Set down each entry from the block beneath, exactly as written.

** begin Source records **

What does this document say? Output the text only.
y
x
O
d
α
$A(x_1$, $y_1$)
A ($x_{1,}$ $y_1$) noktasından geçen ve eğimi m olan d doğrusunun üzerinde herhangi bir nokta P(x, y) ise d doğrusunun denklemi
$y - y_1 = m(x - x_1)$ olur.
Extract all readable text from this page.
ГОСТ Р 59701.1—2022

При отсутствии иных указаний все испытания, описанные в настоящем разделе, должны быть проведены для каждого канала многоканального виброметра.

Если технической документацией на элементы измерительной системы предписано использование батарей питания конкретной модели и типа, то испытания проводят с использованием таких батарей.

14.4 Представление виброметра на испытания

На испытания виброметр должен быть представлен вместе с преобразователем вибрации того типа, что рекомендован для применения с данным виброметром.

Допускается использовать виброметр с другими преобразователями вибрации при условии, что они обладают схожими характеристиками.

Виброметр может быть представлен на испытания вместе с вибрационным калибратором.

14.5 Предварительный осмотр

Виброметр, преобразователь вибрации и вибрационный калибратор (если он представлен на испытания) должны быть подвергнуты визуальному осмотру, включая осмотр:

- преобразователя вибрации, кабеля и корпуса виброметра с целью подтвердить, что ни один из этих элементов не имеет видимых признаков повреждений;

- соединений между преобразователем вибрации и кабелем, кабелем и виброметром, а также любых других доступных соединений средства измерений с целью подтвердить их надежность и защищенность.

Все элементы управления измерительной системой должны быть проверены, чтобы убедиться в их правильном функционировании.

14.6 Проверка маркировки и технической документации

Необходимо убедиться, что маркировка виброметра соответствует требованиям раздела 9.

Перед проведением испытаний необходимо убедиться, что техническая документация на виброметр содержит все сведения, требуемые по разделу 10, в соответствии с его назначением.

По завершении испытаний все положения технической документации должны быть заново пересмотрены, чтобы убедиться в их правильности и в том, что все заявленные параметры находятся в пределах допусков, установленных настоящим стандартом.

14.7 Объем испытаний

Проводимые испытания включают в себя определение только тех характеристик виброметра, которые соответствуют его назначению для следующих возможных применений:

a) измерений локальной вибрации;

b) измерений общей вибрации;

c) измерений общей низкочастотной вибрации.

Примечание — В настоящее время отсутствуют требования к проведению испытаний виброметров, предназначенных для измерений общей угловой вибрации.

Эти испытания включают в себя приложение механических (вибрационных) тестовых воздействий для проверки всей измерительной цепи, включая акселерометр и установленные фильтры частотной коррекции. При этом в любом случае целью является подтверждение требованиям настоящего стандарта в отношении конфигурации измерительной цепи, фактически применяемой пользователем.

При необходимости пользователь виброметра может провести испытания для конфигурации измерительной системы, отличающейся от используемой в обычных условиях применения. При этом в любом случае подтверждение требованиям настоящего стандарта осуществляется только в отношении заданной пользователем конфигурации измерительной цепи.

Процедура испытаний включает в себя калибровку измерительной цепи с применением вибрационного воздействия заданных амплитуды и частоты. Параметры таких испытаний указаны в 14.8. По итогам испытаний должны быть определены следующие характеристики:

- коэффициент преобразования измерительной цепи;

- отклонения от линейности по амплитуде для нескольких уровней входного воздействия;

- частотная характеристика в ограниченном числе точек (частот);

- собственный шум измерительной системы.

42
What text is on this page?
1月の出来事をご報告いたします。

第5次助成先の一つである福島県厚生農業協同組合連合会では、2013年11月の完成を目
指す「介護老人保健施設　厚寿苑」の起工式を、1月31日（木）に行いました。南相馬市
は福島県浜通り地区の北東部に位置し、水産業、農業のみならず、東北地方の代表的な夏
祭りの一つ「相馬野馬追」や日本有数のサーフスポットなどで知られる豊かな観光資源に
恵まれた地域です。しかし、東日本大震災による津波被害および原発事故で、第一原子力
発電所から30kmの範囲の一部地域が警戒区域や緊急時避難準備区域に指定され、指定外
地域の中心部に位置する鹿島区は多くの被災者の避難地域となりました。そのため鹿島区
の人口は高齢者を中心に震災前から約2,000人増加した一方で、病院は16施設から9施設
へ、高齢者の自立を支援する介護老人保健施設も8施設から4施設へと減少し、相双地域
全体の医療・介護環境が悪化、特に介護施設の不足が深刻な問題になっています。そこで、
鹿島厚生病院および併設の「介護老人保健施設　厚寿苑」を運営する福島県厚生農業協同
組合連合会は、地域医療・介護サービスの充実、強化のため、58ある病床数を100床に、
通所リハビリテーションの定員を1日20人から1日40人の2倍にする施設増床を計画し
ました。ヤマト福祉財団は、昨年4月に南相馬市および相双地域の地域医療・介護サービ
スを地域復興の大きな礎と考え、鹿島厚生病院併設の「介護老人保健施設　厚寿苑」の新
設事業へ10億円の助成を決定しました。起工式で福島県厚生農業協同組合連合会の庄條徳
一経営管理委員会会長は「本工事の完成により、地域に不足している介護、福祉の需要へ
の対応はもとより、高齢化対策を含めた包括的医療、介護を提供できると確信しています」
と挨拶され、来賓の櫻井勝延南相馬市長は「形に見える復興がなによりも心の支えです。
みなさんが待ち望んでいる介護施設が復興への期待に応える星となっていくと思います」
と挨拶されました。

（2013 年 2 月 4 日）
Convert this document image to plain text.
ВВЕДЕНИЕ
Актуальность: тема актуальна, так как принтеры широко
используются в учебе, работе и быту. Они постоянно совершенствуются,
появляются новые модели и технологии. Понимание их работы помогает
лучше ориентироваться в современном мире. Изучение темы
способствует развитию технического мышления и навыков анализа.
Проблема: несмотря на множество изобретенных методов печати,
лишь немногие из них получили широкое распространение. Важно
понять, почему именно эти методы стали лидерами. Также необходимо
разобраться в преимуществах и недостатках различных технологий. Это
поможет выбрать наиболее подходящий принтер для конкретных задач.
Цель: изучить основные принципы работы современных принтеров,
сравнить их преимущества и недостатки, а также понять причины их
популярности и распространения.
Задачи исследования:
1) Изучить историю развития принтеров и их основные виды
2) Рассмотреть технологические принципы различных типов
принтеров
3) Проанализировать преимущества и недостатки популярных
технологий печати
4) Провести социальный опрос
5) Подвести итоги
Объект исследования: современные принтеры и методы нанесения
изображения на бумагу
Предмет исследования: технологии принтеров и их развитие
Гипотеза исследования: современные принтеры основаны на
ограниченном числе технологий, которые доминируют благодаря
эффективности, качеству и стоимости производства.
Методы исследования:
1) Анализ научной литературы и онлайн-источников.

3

** end Source records **

- **Task result**:
What does this document say? Output the text only.
y
x
O
d
α
$A(x_1$, $y_1$)
A ($x_{1,}$ $y_1$) noktasından geçen ve eğimi m olan d doğrusunun üzerinde herhangi bir nokta P(x, y) ise d doğrusunun denklemi
$y - y_1 = m(x - x_1)$ olur.
Extract all readable text from this page.
ГОСТ Р 59701.1—2022

При отсутствии иных указаний все испытания, описанные в настоящем разделе, должны быть проведены для каждого канала многоканального виброметра.

Если технической документацией на элементы измерительной системы предписано использование батарей питания конкретной модели и типа, то испытания проводят с использованием таких батарей.

14.4 Представление виброметра на испытания

На испытания виброметр должен быть представлен вместе с преобразователем вибрации того типа, что рекомендован для применения с данным виброметром.

Допускается использовать виброметр с другими преобразователями вибрации при условии, что они обладают схожими характеристиками.

Виброметр может быть представлен на испытания вместе с вибрационным калибратором.

14.5 Предварительный осмотр

Виброметр, преобразователь вибрации и вибрационный калибратор (если он представлен на испытания) должны быть подвергнуты визуальному осмотру, включая осмотр:

- преобразователя вибрации, кабеля и корпуса виброметра с целью подтвердить, что ни один из этих элементов не имеет видимых признаков повреждений;

- соединений между преобразователем вибрации и кабелем, кабелем и виброметром, а также любых других доступных соединений средства измерений с целью подтвердить их надежность и защищенность.

Все элементы управления измерительной системой должны быть проверены, чтобы убедиться в их правильном функционировании.

14.6 Проверка маркировки и технической документации

Необходимо убедиться, что маркировка виброметра соответствует требованиям раздела 9.

Перед проведением испытаний необходимо убедиться, что техническая документация на виброметр содержит все сведения, требуемые по разделу 10, в соответствии с его назначением.

По завершении испытаний все положения технической документации должны быть заново пересмотрены, чтобы убедиться в их правильности и в том, что все заявленные параметры находятся в пределах допусков, установленных настоящим стандартом.

14.7 Объем испытаний

Проводимые испытания включают в себя определение только тех характеристик виброметра, которые соответствуют его назначению для следующих возможных применений:

a) измерений локальной вибрации;

b) измерений общей вибрации;

c) измерений общей низкочастотной вибрации.

Примечание — В настоящее время отсутствуют требования к проведению испытаний виброметров, предназначенных для измерений общей угловой вибрации.

Эти испытания включают в себя приложение механических (вибрационных) тестовых воздействий для проверки всей измерительной цепи, включая акселерометр и установленные фильтры частотной коррекции. При этом в любом случае целью является подтверждение требованиям настоящего стандарта в отношении конфигурации измерительной цепи, фактически применяемой пользователем.

При необходимости пользователь виброметра может провести испытания для конфигурации измерительной системы, отличающейся от используемой в обычных условиях применения. При этом в любом случае подтверждение требованиям настоящего стандарта осуществляется только в отношении заданной пользователем конфигурации измерительной цепи.

Процедура испытаний включает в себя калибровку измерительной цепи с применением вибрационного воздействия заданных амплитуды и частоты. Параметры таких испытаний указаны в 14.8. По итогам испытаний должны быть определены следующие характеристики:

- коэффициент преобразования измерительной цепи;

- отклонения от линейности по амплитуде для нескольких уровней входного воздействия;

- частотная характеристика в ограниченном числе точек (частот);

- собственный шум измерительной системы.

42
What text is on this page?
1月の出来事をご報告いたします。

第5次助成先の一つである福島県厚生農業協同組合連合会では、2013年11月の完成を目
指す「介護老人保健施設　厚寿苑」の起工式を、1月31日（木）に行いました。南相馬市
は福島県浜通り地区の北東部に位置し、水産業、農業のみならず、東北地方の代表的な夏
祭りの一つ「相馬野馬追」や日本有数のサーフスポットなどで知られる豊かな観光資源に
恵まれた地域です。しかし、東日本大震災による津波被害および原発事故で、第一原子力
発電所から30kmの範囲の一部地域が警戒区域や緊急時避難準備区域に指定され、指定外
地域の中心部に位置する鹿島区は多くの被災者の避難地域となりました。そのため鹿島区
の人口は高齢者を中心に震災前から約2,000人増加した一方で、病院は16施設から9施設
へ、高齢者の自立を支援する介護老人保健施設も8施設から4施設へと減少し、相双地域
全体の医療・介護環境が悪化、特に介護施設の不足が深刻な問題になっています。そこで、
鹿島厚生病院および併設の「介護老人保健施設　厚寿苑」を運営する福島県厚生農業協同
組合連合会は、地域医療・介護サービスの充実、強化のため、58ある病床数を100床に、
通所リハビリテーションの定員を1日20人から1日40人の2倍にする施設増床を計画し
ました。ヤマト福祉財団は、昨年4月に南相馬市および相双地域の地域医療・介護サービ
スを地域復興の大きな礎と考え、鹿島厚生病院併設の「介護老人保健施設　厚寿苑」の新
設事業へ10億円の助成を決定しました。起工式で福島県厚生農業協同組合連合会の庄條徳
一経営管理委員会会長は「本工事の完成により、地域に不足している介護、福祉の需要へ
の対応はもとより、高齢化対策を含めた包括的医療、介護を提供できると確信しています」
と挨拶され、来賓の櫻井勝延南相馬市長は「形に見える復興がなによりも心の支えです。
みなさんが待ち望んでいる介護施設が復興への期待に応える星となっていくと思います」
と挨拶されました。

（2013 年 2 月 4 日）
Convert this document image to plain text.
ВВЕДЕНИЕ
Актуальность: тема актуальна, так как принтеры широко
используются в учебе, работе и быту. Они постоянно совершенствуются,
появляются новые модели и технологии. Понимание их работы помогает
лучше ориентироваться в современном мире. Изучение темы
способствует развитию технического мышления и навыков анализа.
Проблема: несмотря на множество изобретенных методов печати,
лишь немногие из них получили широкое распространение. Важно
понять, почему именно эти методы стали лидерами. Также необходимо
разобраться в преимуществах и недостатках различных технологий. Это
поможет выбрать наиболее подходящий принтер для конкретных задач.
Цель: изучить основные принципы работы современных принтеров,
сравнить их преимущества и недостатки, а также понять причины их
популярности и распространения.
Задачи исследования:
1) Изучить историю развития принтеров и их основные виды
2) Рассмотреть технологические принципы различных типов
принтеров
3) Проанализировать преимущества и недостатки популярных
технологий печати
4) Провести социальный опрос
5) Подвести итоги
Объект исследования: современные принтеры и методы нанесения
изображения на бумагу
Предмет исследования: технологии принтеров и их развитие
Гипотеза исследования: современные принтеры основаны на
ограниченном числе технологий, которые доминируют благодаря
эффективности, качеству и стоимости производства.
Методы исследования:
1) Анализ научной литературы и онлайн-источников.

3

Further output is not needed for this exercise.